Task directions:
Present the following data again exactly as it is shown.
================================
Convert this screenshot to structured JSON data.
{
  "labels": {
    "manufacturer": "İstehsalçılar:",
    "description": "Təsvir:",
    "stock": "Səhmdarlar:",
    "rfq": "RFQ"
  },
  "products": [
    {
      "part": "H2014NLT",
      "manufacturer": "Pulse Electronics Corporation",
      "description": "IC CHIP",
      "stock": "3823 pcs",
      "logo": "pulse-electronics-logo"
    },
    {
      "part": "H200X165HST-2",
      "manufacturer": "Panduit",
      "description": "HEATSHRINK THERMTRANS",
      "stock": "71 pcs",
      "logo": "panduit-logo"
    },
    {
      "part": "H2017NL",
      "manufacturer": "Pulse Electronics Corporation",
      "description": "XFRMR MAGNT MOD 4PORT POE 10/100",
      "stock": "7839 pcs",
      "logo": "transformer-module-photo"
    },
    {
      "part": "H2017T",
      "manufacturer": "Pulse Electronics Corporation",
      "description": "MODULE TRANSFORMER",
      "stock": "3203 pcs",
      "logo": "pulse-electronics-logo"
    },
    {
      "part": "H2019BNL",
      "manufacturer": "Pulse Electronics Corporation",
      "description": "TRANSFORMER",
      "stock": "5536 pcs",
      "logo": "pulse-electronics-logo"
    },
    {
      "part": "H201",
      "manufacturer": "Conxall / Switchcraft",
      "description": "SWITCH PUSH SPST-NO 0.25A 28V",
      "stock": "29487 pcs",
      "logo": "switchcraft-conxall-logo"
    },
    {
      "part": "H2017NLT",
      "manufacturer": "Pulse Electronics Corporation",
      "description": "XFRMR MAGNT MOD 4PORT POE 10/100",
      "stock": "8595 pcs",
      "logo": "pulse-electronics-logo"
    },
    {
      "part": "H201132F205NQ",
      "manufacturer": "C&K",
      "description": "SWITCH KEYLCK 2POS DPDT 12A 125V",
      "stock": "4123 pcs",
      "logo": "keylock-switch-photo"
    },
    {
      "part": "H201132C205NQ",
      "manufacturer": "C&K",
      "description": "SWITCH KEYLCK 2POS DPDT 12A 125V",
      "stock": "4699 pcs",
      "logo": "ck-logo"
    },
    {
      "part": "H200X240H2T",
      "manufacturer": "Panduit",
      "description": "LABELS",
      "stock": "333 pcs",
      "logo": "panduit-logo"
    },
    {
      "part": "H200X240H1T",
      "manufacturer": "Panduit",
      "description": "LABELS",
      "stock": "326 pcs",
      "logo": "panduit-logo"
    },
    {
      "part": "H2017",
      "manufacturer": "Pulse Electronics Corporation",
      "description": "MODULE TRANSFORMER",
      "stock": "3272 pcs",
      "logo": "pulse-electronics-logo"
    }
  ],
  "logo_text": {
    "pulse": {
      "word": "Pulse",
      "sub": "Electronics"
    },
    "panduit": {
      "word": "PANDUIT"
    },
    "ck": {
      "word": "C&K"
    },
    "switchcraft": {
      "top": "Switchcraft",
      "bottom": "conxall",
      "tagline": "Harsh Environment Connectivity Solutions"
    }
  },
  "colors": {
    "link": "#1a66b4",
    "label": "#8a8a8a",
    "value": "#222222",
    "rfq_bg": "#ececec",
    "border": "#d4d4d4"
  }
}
================================
Task solution:
Convert this screenshot to structured JSON data.
{
  "labels": {
    "manufacturer": "İstehsalçılar:",
    "description": "Təsvir:",
    "stock": "Səhmdarlar:",
    "rfq": "RFQ"
  },
  "products": [
    {
      "part": "H2014NLT",
      "manufacturer": "Pulse Electronics Corporation",
      "description": "IC CHIP",
      "stock": "3823 pcs",
      "logo": "pulse-electronics-logo"
    },
    {
      "part": "H200X165HST-2",
      "manufacturer": "Panduit",
      "description": "HEATSHRINK THERMTRANS",
      "stock": "71 pcs",
      "logo": "panduit-logo"
    },
    {
      "part": "H2017NL",
      "manufacturer": "Pulse Electronics Corporation",
      "description": "XFRMR MAGNT MOD 4PORT POE 10/100",
      "stock": "7839 pcs",
      "logo": "transformer-module-photo"
    },
    {
      "part": "H2017T",
      "manufacturer": "Pulse Electronics Corporation",
      "description": "MODULE TRANSFORMER",
      "stock": "3203 pcs",
      "logo": "pulse-electronics-logo"
    },
    {
      "part": "H2019BNL",
      "manufacturer": "Pulse Electronics Corporation",
      "description": "TRANSFORMER",
      "stock": "5536 pcs",
      "logo": "pulse-electronics-logo"
    },
    {
      "part": "H201",
      "manufacturer": "Conxall / Switchcraft",
      "description": "SWITCH PUSH SPST-NO 0.25A 28V",
      "stock": "29487 pcs",
      "logo": "switchcraft-conxall-logo"
    },
    {
      "part": "H2017NLT",
      "manufacturer": "Pulse Electronics Corporation",
      "description": "XFRMR MAGNT MOD 4PORT POE 10/100",
      "stock": "8595 pcs",
      "logo": "pulse-electronics-logo"
    },
    {
      "part": "H201132F205NQ",
      "manufacturer": "C&K",
      "description": "SWITCH KEYLCK 2POS DPDT 12A 125V",
      "stock": "4123 pcs",
      "logo": "keylock-switch-photo"
    },
    {
      "part": "H201132C205NQ",
      "manufacturer": "C&K",
      "description": "SWITCH KEYLCK 2POS DPDT 12A 125V",
      "stock": "4699 pcs",
      "logo": "ck-logo"
    },
    {
      "part": "H200X240H2T",
      "manufacturer": "Panduit",
      "description": "LABELS",
      "stock": "333 pcs",
      "logo": "panduit-logo"
    },
    {
      "part": "H200X240H1T",
      "manufacturer": "Panduit",
      "description": "LABELS",
      "stock": "326 pcs",
      "logo": "panduit-logo"
    },
    {
      "part": "H2017",
      "manufacturer": "Pulse Electronics Corporation",
      "description": "MODULE TRANSFORMER",
      "stock": "3272 pcs",
      "logo": "pulse-electronics-logo"
    }
  ],
  "logo_text": {
    "pulse": {
      "word": "Pulse",
      "sub": "Electronics"
    },
    "panduit": {
      "word": "PANDUIT"
    },
    "ck": {
      "word": "C&K"
    },
    "switchcraft": {
      "top": "Switchcraft",
      "bottom": "conxall",
      "tagline": "Harsh Environment Connectivity Solutions"
    }
  },
  "colors": {
    "link": "#1a66b4",
    "label": "#8a8a8a",
    "value": "#222222",
    "rfq_bg": "#ececec",
    "border": "#d4d4d4"
  }
}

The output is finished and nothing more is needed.